» **Work to be completed**
Every line of the material is to be quoted verbatim, minus the pictures.

== Materials provided ==

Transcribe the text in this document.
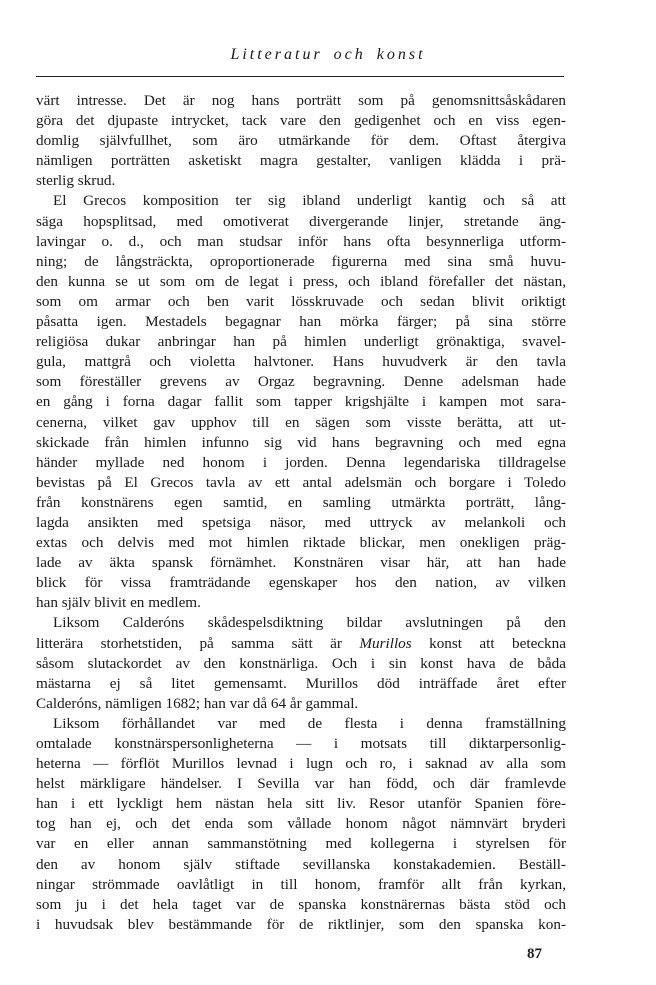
Litteratur och konst
värt intresse. Det är nog hans porträtt som på genomsnittsåskådaren
göra det djupaste intrycket, tack vare den gedigenhet och en viss egen-
domlig självfullhet, som äro utmärkande för dem. Oftast återgiva
nämligen porträtten asketiskt magra gestalter, vanligen klädda i prä-
sterlig skrud.
El Grecos komposition ter sig ibland underligt kantig och så att
säga hopsplitsad, med omotiverat divergerande linjer, stretande äng-
lavingar o. d., och man studsar inför hans ofta besynnerliga utform-
ning; de långsträckta, oproportionerade figurerna med sina små huvu-
den kunna se ut som om de legat i press, och ibland förefaller det nästan,
som om armar och ben varit lösskruvade och sedan blivit oriktigt
påsatta igen. Mestadels begagnar han mörka färger; på sina större
religiösa dukar anbringar han på himlen underligt grönaktiga, svavel-
gula, mattgrå och violetta halvtoner. Hans huvudverk är den tavla
som föreställer grevens av Orgaz begravning. Denne adelsman hade
en gång i forna dagar fallit som tapper krigshjälte i kampen mot sara-
cenerna, vilket gav upphov till en sägen som visste berätta, att ut-
skickade från himlen infunno sig vid hans begravning och med egna
händer myllade ned honom i jorden. Denna legendariska tilldragelse
bevistas på El Grecos tavla av ett antal adelsmän och borgare i Toledo
från konstnärens egen samtid, en samling utmärkta porträtt, lång-
lagda ansikten med spetsiga näsor, med uttryck av melankoli och
extas och delvis med mot himlen riktade blickar, men onekligen präg-
lade av äkta spansk förnämhet. Konstnären visar här, att han hade
blick för vissa framträdande egenskaper hos den nation, av vilken
han själv blivit en medlem.
Liksom Calderóns skådespelsdiktning bildar avslutningen på den
litterära storhetstiden, på samma sätt är Murillos konst att beteckna
såsom slutackordet av den konstnärliga. Och i sin konst hava de båda
mästarna ej så litet gemensamt. Murillos död inträffade året efter
Calderóns, nämligen 1682; han var då 64 år gammal.
Liksom förhållandet var med de flesta i denna framställning
omtalade konstnärspersonligheterna — i motsats till diktarpersonlig-
heterna — förflöt Murillos levnad i lugn och ro, i saknad av alla som
helst märkligare händelser. I Sevilla var han född, och där framlevde
han i ett lyckligt hem nästan hela sitt liv. Resor utanför Spanien före-
tog han ej, och det enda som vållade honom något nämnvärt bryderi
var en eller annan sammanstötning med kollegerna i styrelsen för
den av honom själv stiftade sevillanska konstakademien. Beställ-
ningar strömmade oavlåtligt in till honom, framför allt från kyrkan,
som ju i det hela taget var de spanska konstnärernas bästa stöd och
i huvudsak blev bestämmande för de riktlinjer, som den spanska kon-
87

===

» **Reply to the exercise**
Transcribe the text in this document.
Litteratur och konst
värt intresse. Det är nog hans porträtt som på genomsnittsåskådaren
göra det djupaste intrycket, tack vare den gedigenhet och en viss egen-
domlig självfullhet, som äro utmärkande för dem. Oftast återgiva
nämligen porträtten asketiskt magra gestalter, vanligen klädda i prä-
sterlig skrud.
El Grecos komposition ter sig ibland underligt kantig och så att
säga hopsplitsad, med omotiverat divergerande linjer, stretande äng-
lavingar o. d., och man studsar inför hans ofta besynnerliga utform-
ning; de långsträckta, oproportionerade figurerna med sina små huvu-
den kunna se ut som om de legat i press, och ibland förefaller det nästan,
som om armar och ben varit lösskruvade och sedan blivit oriktigt
påsatta igen. Mestadels begagnar han mörka färger; på sina större
religiösa dukar anbringar han på himlen underligt grönaktiga, svavel-
gula, mattgrå och violetta halvtoner. Hans huvudverk är den tavla
som föreställer grevens av Orgaz begravning. Denne adelsman hade
en gång i forna dagar fallit som tapper krigshjälte i kampen mot sara-
cenerna, vilket gav upphov till en sägen som visste berätta, att ut-
skickade från himlen infunno sig vid hans begravning och med egna
händer myllade ned honom i jorden. Denna legendariska tilldragelse
bevistas på El Grecos tavla av ett antal adelsmän och borgare i Toledo
från konstnärens egen samtid, en samling utmärkta porträtt, lång-
lagda ansikten med spetsiga näsor, med uttryck av melankoli och
extas och delvis med mot himlen riktade blickar, men onekligen präg-
lade av äkta spansk förnämhet. Konstnären visar här, att han hade
blick för vissa framträdande egenskaper hos den nation, av vilken
han själv blivit en medlem.
Liksom Calderóns skådespelsdiktning bildar avslutningen på den
litterära storhetstiden, på samma sätt är Murillos konst att beteckna
såsom slutackordet av den konstnärliga. Och i sin konst hava de båda
mästarna ej så litet gemensamt. Murillos död inträffade året efter
Calderóns, nämligen 1682; han var då 64 år gammal.
Liksom förhållandet var med de flesta i denna framställning
omtalade konstnärspersonligheterna — i motsats till diktarpersonlig-
heterna — förflöt Murillos levnad i lugn och ro, i saknad av alla som
helst märkligare händelser. I Sevilla var han född, och där framlevde
han i ett lyckligt hem nästan hela sitt liv. Resor utanför Spanien före-
tog han ej, och det enda som vållade honom något nämnvärt bryderi
var en eller annan sammanstötning med kollegerna i styrelsen för
den av honom själv stiftade sevillanska konstakademien. Beställ-
ningar strömmade oavlåtligt in till honom, framför allt från kyrkan,
som ju i det hela taget var de spanska konstnärernas bästa stöd och
i huvudsak blev bestämmande för de riktlinjer, som den spanska kon-
87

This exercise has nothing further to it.